**Prompt A**:
Translate this sentence from the passage on Morris David Rosenbaum into Spanish: "Rosenbaum was born in Fordon which was then part of the Grand Duchy of Posen."
**Prompt B**:
In the entries, copy out everything from the line containing "Where is each" down to the line containing "ellipsis-icon [1122, 378, 1132, 388]", both included.

**Source passage**:
Morris David Rosenbaum (July 11, 1831 – August 10, 1885) was a prominent businessman in early Utah and one of the few Jewish people to join the Church of Jesus Christ of Latter-day Saints (LDS Church) during the 19th century.

Rosenbaum was born in Fordon which was then part of the Grand Duchy of Posen.

In 1850 Rosenbaum emigrated to the United States.  Although he originally landed at New York City, he then traveled to San Francisco.  From San Francisco, he traveled to Carson River Valley in what is now Nevada.  He associated with Mormons there and then moved to Salt Lake City in 1856.  There he associated with Alexander Neibaur, from whom he learned more of the Mormon faith. He read the entire Book of Mormon before making up his mind about the church.  He was baptized in March 1858 by John Tingey. In April 1858, Rosenbaum married Alice Breakell Neibaur, the daughter of Alexander Neibaur.  They had thirteen children.

**Provided data**:
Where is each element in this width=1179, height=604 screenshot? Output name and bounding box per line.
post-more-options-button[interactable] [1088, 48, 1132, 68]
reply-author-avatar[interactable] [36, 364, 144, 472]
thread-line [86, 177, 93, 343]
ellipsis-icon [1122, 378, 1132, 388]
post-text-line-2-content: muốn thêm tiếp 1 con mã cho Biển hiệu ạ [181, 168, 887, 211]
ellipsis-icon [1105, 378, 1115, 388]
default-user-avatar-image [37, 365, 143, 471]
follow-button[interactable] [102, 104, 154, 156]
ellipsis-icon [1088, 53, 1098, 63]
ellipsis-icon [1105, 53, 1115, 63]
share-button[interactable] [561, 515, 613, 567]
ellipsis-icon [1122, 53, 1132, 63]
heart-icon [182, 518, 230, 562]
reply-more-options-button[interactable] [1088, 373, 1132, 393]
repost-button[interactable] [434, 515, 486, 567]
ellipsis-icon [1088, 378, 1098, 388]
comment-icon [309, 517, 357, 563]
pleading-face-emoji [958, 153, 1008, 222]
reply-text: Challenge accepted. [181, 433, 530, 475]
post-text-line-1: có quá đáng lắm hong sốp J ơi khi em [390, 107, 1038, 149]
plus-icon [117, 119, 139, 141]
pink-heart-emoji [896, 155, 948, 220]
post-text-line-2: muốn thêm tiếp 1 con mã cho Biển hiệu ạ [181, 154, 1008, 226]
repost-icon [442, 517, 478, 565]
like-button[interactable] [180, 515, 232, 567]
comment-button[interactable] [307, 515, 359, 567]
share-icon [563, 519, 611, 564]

--

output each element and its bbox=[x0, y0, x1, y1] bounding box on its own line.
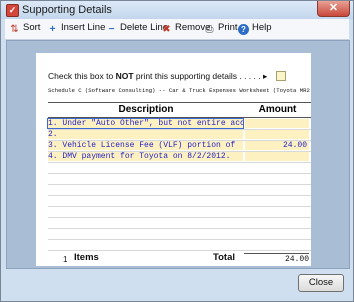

**Written solution A**:
Rosenbaum nació en Fordon, que entonces formaba parte del Gran Ducado de Posen.

**Written solution B**:
Where is each element in this width=1179, height=604 screenshot? Output name and bounding box per line.
post-more-options-button[interactable] [1088, 48, 1132, 68]
reply-author-avatar[interactable] [36, 364, 144, 472]
thread-line [86, 177, 93, 343]
ellipsis-icon [1122, 378, 1132, 388]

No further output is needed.